STATED EXERCISE =
Transcribe the full listing below exactly.

RECORDS SHOWN =
┄┄┄┄┄┄┄┄┄┄

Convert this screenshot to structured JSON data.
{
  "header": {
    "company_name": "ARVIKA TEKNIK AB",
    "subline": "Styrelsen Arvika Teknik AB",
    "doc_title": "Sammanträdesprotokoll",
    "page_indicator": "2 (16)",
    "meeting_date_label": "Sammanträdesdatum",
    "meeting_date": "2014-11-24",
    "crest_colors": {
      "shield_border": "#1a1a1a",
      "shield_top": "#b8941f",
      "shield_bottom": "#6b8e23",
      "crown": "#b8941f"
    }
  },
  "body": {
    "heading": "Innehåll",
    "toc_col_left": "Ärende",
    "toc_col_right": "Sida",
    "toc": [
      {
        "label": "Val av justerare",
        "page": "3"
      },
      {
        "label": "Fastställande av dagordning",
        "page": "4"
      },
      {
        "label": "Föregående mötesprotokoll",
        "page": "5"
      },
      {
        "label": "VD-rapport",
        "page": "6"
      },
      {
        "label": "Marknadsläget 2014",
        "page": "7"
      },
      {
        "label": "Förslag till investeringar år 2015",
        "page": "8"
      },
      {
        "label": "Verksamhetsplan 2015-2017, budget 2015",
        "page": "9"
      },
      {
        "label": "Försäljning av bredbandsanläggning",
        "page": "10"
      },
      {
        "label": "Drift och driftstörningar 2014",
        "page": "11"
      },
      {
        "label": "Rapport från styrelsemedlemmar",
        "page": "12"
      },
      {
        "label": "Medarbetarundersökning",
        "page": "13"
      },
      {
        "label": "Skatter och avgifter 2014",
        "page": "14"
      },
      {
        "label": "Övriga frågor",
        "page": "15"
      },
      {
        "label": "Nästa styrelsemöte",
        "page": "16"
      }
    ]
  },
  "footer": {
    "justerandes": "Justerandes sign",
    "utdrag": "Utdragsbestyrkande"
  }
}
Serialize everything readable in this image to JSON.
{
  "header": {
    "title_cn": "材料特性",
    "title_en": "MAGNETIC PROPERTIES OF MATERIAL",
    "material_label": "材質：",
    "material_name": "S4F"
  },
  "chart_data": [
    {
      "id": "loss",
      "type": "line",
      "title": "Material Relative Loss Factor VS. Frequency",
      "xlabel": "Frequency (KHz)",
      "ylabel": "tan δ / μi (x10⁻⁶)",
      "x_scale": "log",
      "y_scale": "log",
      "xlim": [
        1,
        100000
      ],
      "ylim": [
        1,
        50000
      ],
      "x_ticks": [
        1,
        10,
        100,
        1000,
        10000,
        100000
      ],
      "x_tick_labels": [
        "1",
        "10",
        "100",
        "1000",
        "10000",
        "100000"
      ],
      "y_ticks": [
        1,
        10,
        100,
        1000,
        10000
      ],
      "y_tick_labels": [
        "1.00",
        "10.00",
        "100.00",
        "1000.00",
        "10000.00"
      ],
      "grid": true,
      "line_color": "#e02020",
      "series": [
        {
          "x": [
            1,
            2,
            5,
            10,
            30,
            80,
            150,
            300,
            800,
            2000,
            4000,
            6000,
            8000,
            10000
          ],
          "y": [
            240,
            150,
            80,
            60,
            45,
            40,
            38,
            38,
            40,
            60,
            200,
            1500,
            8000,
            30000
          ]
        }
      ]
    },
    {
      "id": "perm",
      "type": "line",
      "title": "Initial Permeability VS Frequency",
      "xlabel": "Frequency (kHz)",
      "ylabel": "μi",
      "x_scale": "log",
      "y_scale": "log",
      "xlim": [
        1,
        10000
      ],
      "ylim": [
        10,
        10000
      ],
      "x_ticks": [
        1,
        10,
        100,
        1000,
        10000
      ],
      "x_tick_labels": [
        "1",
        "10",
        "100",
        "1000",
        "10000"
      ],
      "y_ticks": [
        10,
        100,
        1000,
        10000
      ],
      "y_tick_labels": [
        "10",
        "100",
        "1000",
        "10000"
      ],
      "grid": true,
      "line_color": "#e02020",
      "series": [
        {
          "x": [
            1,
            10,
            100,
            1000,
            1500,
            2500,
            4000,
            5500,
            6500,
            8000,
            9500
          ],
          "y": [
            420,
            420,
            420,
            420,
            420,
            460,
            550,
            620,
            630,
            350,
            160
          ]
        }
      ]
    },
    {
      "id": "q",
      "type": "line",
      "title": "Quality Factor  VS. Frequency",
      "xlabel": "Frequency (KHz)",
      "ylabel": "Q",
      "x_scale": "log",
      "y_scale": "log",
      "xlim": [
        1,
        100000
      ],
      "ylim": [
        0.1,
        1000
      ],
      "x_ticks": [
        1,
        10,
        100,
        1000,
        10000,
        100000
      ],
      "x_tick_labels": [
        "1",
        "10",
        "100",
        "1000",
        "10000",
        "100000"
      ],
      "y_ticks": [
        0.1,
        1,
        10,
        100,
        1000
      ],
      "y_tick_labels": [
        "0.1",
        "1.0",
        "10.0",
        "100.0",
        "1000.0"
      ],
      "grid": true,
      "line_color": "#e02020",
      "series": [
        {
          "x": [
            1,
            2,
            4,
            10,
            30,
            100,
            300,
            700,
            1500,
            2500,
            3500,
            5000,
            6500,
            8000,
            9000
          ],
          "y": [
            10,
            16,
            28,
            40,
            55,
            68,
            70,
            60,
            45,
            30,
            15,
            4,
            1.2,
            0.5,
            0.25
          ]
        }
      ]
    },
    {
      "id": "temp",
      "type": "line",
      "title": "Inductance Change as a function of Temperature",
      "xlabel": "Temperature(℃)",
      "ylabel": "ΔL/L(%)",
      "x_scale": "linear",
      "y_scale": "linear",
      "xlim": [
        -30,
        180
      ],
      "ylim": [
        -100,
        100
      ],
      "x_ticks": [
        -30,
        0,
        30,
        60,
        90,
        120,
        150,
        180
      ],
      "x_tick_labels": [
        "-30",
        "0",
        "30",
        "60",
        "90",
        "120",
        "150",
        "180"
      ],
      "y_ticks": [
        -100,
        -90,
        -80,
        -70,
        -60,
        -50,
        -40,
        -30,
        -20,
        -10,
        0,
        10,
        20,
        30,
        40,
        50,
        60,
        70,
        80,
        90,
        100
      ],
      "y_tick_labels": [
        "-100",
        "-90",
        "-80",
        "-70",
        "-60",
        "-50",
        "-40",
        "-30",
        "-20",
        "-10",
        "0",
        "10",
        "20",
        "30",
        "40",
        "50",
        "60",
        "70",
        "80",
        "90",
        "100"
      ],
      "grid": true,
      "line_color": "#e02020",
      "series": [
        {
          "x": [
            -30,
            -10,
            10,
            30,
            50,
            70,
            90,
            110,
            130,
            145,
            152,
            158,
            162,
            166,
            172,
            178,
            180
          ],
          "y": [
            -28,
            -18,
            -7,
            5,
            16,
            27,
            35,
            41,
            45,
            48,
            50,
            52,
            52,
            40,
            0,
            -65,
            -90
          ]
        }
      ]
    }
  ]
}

┄┄┄┄┄┄┄┄┄┄

EXPECTED OUTPUT =
Convert this screenshot to structured JSON data.
{
  "header": {
    "company_name": "ARVIKA TEKNIK AB",
    "subline": "Styrelsen Arvika Teknik AB",
    "doc_title": "Sammanträdesprotokoll",
    "page_indicator": "2 (16)",
    "meeting_date_label": "Sammanträdesdatum",
    "meeting_date": "2014-11-24",
    "crest_colors": {
      "shield_border": "#1a1a1a",
      "shield_top": "#b8941f",
      "shield_bottom": "#6b8e23",
      "crown": "#b8941f"
    }
  },
  "body": {
    "heading": "Innehåll",
    "toc_col_left": "Ärende",
    "toc_col_right": "Sida",
    "toc": [
      {
        "label": "Val av justerare",
        "page": "3"
      },
      {
        "label": "Fastställande av dagordning",
        "page": "4"
      },
      {
        "label": "Föregående mötesprotokoll",
        "page": "5"
      },
      {
        "label": "VD-rapport",
        "page": "6"
      },
      {
        "label": "Marknadsläget 2014",
        "page": "7"
      },
      {
        "label": "Förslag till investeringar år 2015",
        "page": "8"
      },
      {
        "label": "Verksamhetsplan 2015-2017, budget 2015",
        "page": "9"
      },
      {
        "label": "Försäljning av bredbandsanläggning",
        "page": "10"
      },
      {
        "label": "Drift och driftstörningar 2014",
        "page": "11"
      },
      {
        "label": "Rapport från styrelsemedlemmar",
        "page": "12"
      },
      {
        "label": "Medarbetarundersökning",
        "page": "13"
      },
      {
        "label": "Skatter och avgifter 2014",
        "page": "14"
      },
      {
        "label": "Övriga frågor",
        "page": "15"
      },
      {
        "label": "Nästa styrelsemöte",
        "page": "16"
      }
    ]
  },
  "footer": {
    "justerandes": "Justerandes sign",
    "utdrag": "Utdragsbestyrkande"
  }
}
Serialize everything readable in this image to JSON.
{
  "header": {
    "title_cn": "材料特性",
    "title_en": "MAGNETIC PROPERTIES OF MATERIAL",
    "material_label": "材質：",
    "material_name": "S4F"
  },
  "chart_data": [
    {
      "id": "loss",
      "type": "line",
      "title": "Material Relative Loss Factor VS. Frequency",
      "xlabel": "Frequency (KHz)",
      "ylabel": "tan δ / μi (x10⁻⁶)",
      "x_scale": "log",
      "y_scale": "log",
      "xlim": [
        1,
        100000
      ],
      "ylim": [
        1,
        50000
      ],
      "x_ticks": [
        1,
        10,
        100,
        1000,
        10000,
        100000
      ],
      "x_tick_labels": [
        "1",
        "10",
        "100",
        "1000",
        "10000",
        "100000"
      ],
      "y_ticks": [
        1,
        10,
        100,
        1000,
        10000
      ],
      "y_tick_labels": [
        "1.00",
        "10.00",
        "100.00",
        "1000.00",
        "10000.00"
      ],
      "grid": true,
      "line_color": "#e02020",
      "series": [
        {
          "x": [
            1,
            2,
            5,
            10,
            30,
            80,
            150,
            300,
            800,
            2000,
            4000,
            6000,
            8000,
            10000
          ],
          "y": [
            240,
            150,
            80,
            60,
            45,
            40,
            38,
            38,
            40,
            60,
            200,
            1500,
            8000,
            30000
          ]
        }
      ]
    },
    {
      "id": "perm",
      "type": "line",
      "title": "Initial Permeability VS Frequency",
      "xlabel": "Frequency (kHz)",
      "ylabel": "μi",
      "x_scale": "log",
      "y_scale": "log",
      "xlim": [
        1,
        10000
      ],
      "ylim": [
        10,
        10000
      ],
      "x_ticks": [
        1,
        10,
        100,
        1000,
        10000
      ],
      "x_tick_labels": [
        "1",
        "10",
        "100",
        "1000",
        "10000"
      ],
      "y_ticks": [
        10,
        100,
        1000,
        10000
      ],
      "y_tick_labels": [
        "10",
        "100",
        "1000",
        "10000"
      ],
      "grid": true,
      "line_color": "#e02020",
      "series": [
        {
          "x": [
            1,
            10,
            100,
            1000,
            1500,
            2500,
            4000,
            5500,
            6500,
            8000,
            9500
          ],
          "y": [
            420,
            420,
            420,
            420,
            420,
            460,
            550,
            620,
            630,
            350,
            160
          ]
        }
      ]
    },
    {
      "id": "q",
      "type": "line",
      "title": "Quality Factor  VS. Frequency",
      "xlabel": "Frequency (KHz)",
      "ylabel": "Q",
      "x_scale": "log",
      "y_scale": "log",
      "xlim": [
        1,
        100000
      ],
      "ylim": [
        0.1,
        1000
      ],
      "x_ticks": [
        1,
        10,
        100,
        1000,
        10000,
        100000
      ],
      "x_tick_labels": [
        "1",
        "10",
        "100",
        "1000",
        "10000",
        "100000"
      ],
      "y_ticks": [
        0.1,
        1,
        10,
        100,
        1000
      ],
      "y_tick_labels": [
        "0.1",
        "1.0",
        "10.0",
        "100.0",
        "1000.0"
      ],
      "grid": true,
      "line_color": "#e02020",
      "series": [
        {
          "x": [
            1,
            2,
            4,
            10,
            30,
            100,
            300,
            700,
            1500,
            2500,
            3500,
            5000,
            6500,
            8000,
            9000
          ],
          "y": [
            10,
            16,
            28,
            40,
            55,
            68,
            70,
            60,
            45,
            30,
            15,
            4,
            1.2,
            0.5,
            0.25
          ]
        }
      ]
    },
    {
      "id": "temp",
      "type": "line",
      "title": "Inductance Change as a function of Temperature",
      "xlabel": "Temperature(℃)",
      "ylabel": "ΔL/L(%)",
      "x_scale": "linear",
      "y_scale": "linear",
      "xlim": [
        -30,
        180
      ],
      "ylim": [
        -100,
        100
      ],
      "x_ticks": [
        -30,
        0,
        30,
        60,
        90,
        120,
        150,
        180
      ],
      "x_tick_labels": [
        "-30",
        "0",
        "30",
        "60",
        "90",
        "120",
        "150",
        "180"
      ],
      "y_ticks": [
        -100,
        -90,
        -80,
        -70,
        -60,
        -50,
        -40,
        -30,
        -20,
        -10,
        0,
        10,
        20,
        30,
        40,
        50,
        60,
        70,
        80,
        90,
        100
      ],
      "y_tick_labels": [
        "-100",
        "-90",
        "-80",
        "-70",
        "-60",
        "-50",
        "-40",
        "-30",
        "-20",
        "-10",
        "0",
        "10",
        "20",
        "30",
        "40",
        "50",
        "60",
        "70",
        "80",
        "90",
        "100"
      ],
      "grid": true,
      "line_color": "#e02020",
      "series": [
        {
          "x": [
            -30,
            -10,
            10,
            30,
            50,
            70,
            90,
            110,
            130,
            145,
            152,
            158,
            162,
            166,
            172,
            178,
            180
          ],
          "y": [
            -28,
            -18,
            -7,
            5,
            16,
            27,
            35,
            41,
            45,
            48,
            50,
            52,
            52,
            40,
            0,
            -65,
            -90
          ]
        }
      ]
    }
  ]
}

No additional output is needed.